Exercise task => Gather each line in the entries that includes the string "JSON".

──────────

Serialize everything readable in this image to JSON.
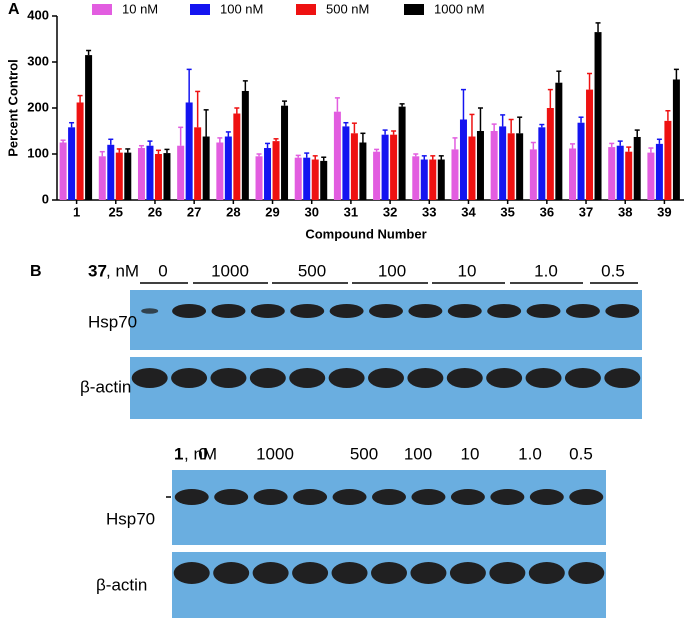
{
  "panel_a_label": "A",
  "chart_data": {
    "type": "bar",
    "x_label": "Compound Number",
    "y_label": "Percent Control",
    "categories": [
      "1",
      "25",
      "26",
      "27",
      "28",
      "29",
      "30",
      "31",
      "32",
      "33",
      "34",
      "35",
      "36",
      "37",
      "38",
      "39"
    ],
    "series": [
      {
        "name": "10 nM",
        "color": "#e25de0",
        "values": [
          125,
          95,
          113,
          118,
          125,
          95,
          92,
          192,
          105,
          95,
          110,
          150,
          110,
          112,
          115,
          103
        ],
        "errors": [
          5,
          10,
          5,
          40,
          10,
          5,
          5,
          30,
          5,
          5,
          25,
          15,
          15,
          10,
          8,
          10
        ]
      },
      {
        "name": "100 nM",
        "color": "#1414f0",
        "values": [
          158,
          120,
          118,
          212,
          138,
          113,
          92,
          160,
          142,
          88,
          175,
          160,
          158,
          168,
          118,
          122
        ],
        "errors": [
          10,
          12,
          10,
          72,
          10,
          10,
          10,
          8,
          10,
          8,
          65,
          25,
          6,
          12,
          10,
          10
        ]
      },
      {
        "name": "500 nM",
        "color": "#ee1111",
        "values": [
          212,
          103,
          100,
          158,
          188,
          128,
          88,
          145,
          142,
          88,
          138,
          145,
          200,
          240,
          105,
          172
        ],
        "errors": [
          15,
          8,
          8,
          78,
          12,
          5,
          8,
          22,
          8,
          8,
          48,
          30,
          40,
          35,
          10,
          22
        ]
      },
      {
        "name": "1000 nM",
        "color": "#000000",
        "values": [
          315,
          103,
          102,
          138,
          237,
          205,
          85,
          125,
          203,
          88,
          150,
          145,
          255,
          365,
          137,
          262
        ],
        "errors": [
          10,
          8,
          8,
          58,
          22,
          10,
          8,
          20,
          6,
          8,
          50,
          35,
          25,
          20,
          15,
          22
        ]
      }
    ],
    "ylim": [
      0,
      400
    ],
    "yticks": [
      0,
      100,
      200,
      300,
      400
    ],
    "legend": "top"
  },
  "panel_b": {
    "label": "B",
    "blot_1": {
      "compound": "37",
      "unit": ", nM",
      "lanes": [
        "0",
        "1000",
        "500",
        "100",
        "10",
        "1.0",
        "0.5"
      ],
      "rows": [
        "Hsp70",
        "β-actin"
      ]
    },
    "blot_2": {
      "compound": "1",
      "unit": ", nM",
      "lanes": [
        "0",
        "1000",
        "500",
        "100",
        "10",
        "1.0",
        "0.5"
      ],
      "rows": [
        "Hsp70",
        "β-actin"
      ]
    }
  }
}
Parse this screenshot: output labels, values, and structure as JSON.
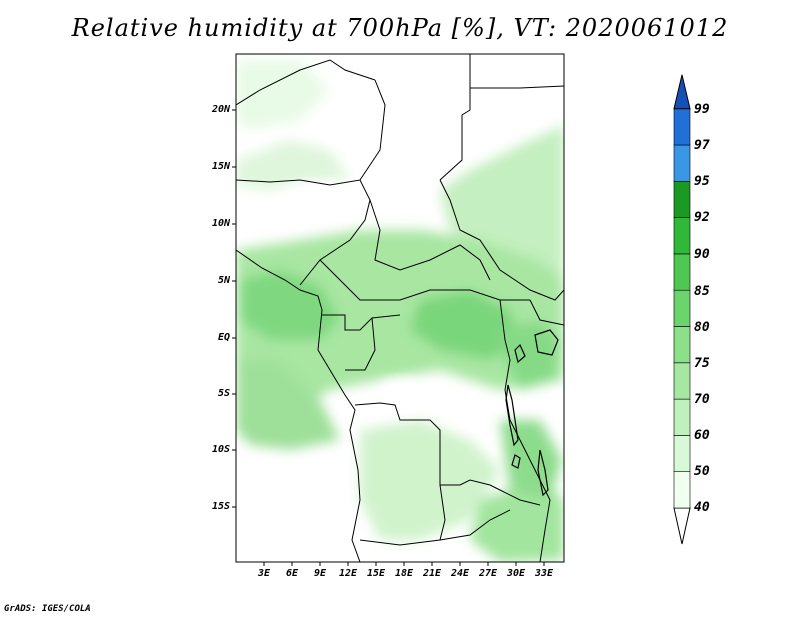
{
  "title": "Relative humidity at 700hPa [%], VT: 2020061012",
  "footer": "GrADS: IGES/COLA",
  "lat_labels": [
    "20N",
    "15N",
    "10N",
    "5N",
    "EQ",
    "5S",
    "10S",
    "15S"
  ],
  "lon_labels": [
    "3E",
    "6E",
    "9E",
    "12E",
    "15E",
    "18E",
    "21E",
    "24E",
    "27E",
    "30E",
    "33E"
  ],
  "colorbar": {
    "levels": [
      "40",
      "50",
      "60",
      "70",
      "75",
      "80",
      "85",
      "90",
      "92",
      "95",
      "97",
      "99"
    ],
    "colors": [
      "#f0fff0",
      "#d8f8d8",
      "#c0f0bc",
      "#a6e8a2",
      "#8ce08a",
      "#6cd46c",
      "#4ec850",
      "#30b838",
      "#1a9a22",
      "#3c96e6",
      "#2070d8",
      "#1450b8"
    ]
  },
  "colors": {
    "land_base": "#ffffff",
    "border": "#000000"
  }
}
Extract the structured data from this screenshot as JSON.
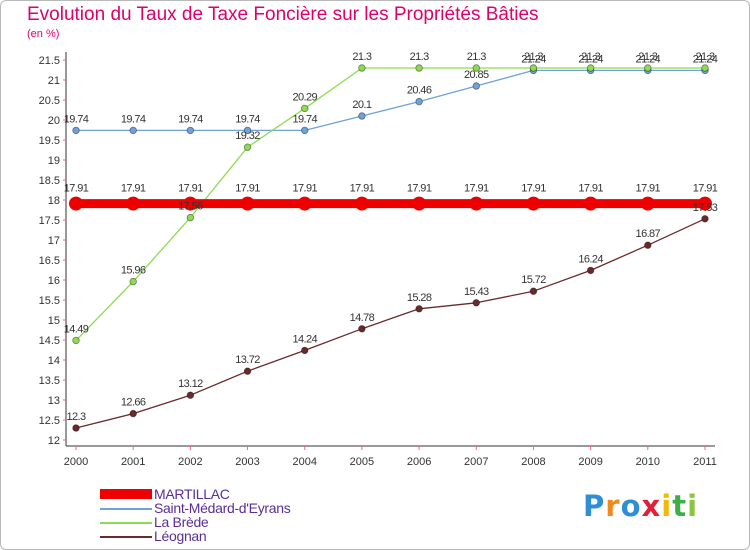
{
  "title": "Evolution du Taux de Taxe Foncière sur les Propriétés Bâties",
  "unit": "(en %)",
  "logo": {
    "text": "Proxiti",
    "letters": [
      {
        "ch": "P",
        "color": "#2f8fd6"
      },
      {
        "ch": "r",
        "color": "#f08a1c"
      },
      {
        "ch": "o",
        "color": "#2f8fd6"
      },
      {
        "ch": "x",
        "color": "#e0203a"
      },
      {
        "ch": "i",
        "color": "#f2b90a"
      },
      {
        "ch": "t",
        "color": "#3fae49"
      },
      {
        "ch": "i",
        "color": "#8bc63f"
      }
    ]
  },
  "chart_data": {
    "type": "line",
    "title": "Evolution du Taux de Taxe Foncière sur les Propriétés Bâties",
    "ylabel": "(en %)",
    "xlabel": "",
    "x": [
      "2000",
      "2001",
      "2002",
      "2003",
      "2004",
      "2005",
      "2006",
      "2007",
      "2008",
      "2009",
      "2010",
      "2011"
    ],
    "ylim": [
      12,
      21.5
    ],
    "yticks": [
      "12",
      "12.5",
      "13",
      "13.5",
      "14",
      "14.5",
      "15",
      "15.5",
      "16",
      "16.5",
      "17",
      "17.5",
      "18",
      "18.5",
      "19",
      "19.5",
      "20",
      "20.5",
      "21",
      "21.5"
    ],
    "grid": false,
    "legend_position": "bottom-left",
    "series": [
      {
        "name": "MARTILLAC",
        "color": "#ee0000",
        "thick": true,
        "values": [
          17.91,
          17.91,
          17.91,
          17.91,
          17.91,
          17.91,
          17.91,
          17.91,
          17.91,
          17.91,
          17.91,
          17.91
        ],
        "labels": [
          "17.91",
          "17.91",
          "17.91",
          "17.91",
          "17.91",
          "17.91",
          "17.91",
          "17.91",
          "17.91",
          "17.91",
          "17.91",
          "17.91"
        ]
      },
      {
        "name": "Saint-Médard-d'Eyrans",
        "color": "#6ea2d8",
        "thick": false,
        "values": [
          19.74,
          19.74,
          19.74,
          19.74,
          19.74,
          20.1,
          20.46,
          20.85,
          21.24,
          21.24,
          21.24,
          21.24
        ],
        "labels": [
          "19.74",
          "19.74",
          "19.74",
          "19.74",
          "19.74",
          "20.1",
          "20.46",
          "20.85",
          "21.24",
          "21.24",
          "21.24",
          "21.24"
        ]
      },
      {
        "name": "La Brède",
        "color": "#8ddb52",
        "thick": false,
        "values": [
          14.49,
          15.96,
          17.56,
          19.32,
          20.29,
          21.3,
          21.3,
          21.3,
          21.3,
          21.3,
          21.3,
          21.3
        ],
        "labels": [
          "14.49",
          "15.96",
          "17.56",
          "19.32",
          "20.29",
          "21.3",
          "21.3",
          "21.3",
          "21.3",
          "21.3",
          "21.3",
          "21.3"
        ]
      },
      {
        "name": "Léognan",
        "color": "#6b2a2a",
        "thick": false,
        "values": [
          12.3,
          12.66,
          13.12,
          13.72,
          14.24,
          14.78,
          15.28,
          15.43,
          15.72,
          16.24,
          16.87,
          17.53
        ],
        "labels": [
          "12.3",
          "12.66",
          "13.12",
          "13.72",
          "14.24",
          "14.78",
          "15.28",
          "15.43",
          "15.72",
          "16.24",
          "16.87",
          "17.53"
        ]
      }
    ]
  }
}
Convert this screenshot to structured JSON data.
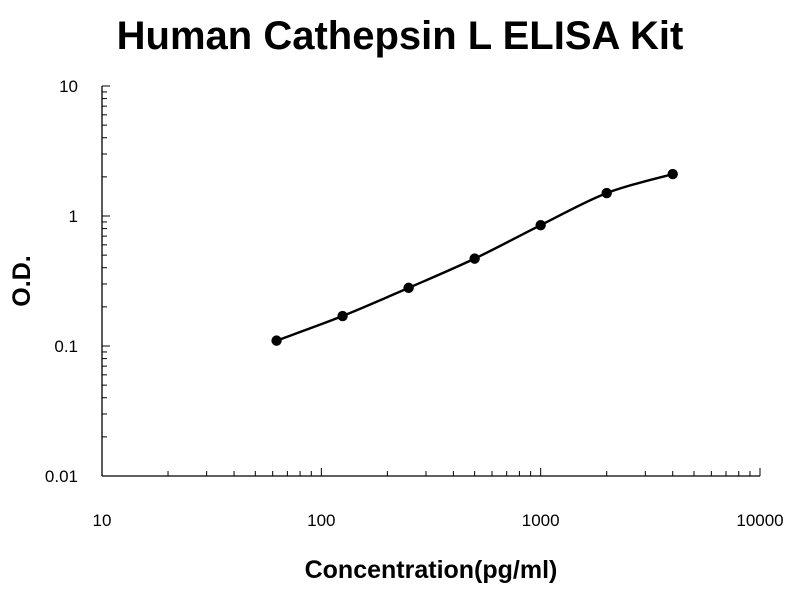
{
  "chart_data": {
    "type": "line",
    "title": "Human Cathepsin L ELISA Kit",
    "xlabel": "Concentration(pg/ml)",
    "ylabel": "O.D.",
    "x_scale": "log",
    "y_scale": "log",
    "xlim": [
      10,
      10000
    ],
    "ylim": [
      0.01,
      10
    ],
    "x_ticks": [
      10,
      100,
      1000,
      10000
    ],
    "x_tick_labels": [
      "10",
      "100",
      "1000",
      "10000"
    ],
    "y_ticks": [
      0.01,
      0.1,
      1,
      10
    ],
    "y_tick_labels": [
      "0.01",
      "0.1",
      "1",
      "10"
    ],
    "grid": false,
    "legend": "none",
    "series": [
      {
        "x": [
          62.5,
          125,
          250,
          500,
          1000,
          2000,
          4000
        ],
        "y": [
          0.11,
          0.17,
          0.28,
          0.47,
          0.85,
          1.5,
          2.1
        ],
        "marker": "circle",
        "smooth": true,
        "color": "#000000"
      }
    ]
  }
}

──────────

Correct answer =>
Serialize everything readable in this image to JSON.
Parse this screenshot: output labels, values, and structure as JSON.
Extract the structured data from this screenshot as JSON.
Convert this screenshot to structured JSON data.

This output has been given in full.